(Recorded data)
* Start *
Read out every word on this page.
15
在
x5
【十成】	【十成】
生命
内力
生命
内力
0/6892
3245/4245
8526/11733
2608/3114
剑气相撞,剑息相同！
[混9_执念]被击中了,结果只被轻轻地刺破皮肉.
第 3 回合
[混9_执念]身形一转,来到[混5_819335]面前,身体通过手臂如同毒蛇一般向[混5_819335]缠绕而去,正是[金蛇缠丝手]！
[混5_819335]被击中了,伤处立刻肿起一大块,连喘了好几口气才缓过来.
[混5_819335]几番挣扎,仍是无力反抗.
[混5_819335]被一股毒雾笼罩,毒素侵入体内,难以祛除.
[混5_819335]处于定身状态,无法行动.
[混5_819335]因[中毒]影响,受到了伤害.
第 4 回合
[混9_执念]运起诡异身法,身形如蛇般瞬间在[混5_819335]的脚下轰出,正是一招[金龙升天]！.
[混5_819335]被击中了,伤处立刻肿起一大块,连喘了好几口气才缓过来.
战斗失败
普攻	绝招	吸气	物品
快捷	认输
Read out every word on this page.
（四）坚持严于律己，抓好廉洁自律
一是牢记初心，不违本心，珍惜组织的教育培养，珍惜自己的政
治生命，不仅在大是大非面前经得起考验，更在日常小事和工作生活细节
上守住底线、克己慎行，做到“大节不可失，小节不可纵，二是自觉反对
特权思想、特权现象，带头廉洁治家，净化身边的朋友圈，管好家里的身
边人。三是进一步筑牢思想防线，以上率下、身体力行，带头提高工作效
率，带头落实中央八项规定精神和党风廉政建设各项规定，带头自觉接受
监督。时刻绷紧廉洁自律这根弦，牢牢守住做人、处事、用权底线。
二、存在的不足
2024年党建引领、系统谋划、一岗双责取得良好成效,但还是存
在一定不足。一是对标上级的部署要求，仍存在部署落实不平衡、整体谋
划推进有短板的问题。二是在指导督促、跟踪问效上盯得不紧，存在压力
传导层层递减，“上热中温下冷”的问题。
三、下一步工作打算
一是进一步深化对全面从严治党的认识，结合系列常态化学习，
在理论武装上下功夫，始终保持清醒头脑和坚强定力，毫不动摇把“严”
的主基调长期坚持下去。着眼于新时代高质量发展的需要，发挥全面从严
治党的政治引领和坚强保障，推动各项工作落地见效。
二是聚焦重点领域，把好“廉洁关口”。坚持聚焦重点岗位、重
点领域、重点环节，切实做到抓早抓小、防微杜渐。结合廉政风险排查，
* End *
◆ What you have to do ◆
Take the entries and copy them out exactly.

◆ Response ◆
Read out every word on this page.
15
在
x5
【十成】	【十成】
生命
内力
生命
内力
0/6892
3245/4245
8526/11733
2608/3114
剑气相撞,剑息相同！
[混9_执念]被击中了,结果只被轻轻地刺破皮肉.
第 3 回合
[混9_执念]身形一转,来到[混5_819335]面前,身体通过手臂如同毒蛇一般向[混5_819335]缠绕而去,正是[金蛇缠丝手]！
[混5_819335]被击中了,伤处立刻肿起一大块,连喘了好几口气才缓过来.
[混5_819335]几番挣扎,仍是无力反抗.
[混5_819335]被一股毒雾笼罩,毒素侵入体内,难以祛除.
[混5_819335]处于定身状态,无法行动.
[混5_819335]因[中毒]影响,受到了伤害.
第 4 回合
[混9_执念]运起诡异身法,身形如蛇般瞬间在[混5_819335]的脚下轰出,正是一招[金龙升天]！.
[混5_819335]被击中了,伤处立刻肿起一大块,连喘了好几口气才缓过来.
战斗失败
普攻	绝招	吸气	物品
快捷	认输
Read out every word on this page.
（四）坚持严于律己，抓好廉洁自律
一是牢记初心，不违本心，珍惜组织的教育培养，珍惜自己的政
治生命，不仅在大是大非面前经得起考验，更在日常小事和工作生活细节
上守住底线、克己慎行，做到“大节不可失，小节不可纵，二是自觉反对
特权思想、特权现象，带头廉洁治家，净化身边的朋友圈，管好家里的身
边人。三是进一步筑牢思想防线，以上率下、身体力行，带头提高工作效
率，带头落实中央八项规定精神和党风廉政建设各项规定，带头自觉接受
监督。时刻绷紧廉洁自律这根弦，牢牢守住做人、处事、用权底线。
二、存在的不足
2024年党建引领、系统谋划、一岗双责取得良好成效,但还是存
在一定不足。一是对标上级的部署要求，仍存在部署落实不平衡、整体谋
划推进有短板的问题。二是在指导督促、跟踪问效上盯得不紧，存在压力
传导层层递减，“上热中温下冷”的问题。
三、下一步工作打算
一是进一步深化对全面从严治党的认识，结合系列常态化学习，
在理论武装上下功夫，始终保持清醒头脑和坚强定力，毫不动摇把“严”
的主基调长期坚持下去。着眼于新时代高质量发展的需要，发挥全面从严
治党的政治引领和坚强保障，推动各项工作落地见效。
二是聚焦重点领域，把好“廉洁关口”。坚持聚焦重点岗位、重
点领域、重点环节，切实做到抓早抓小、防微杜渐。结合廉政风险排查，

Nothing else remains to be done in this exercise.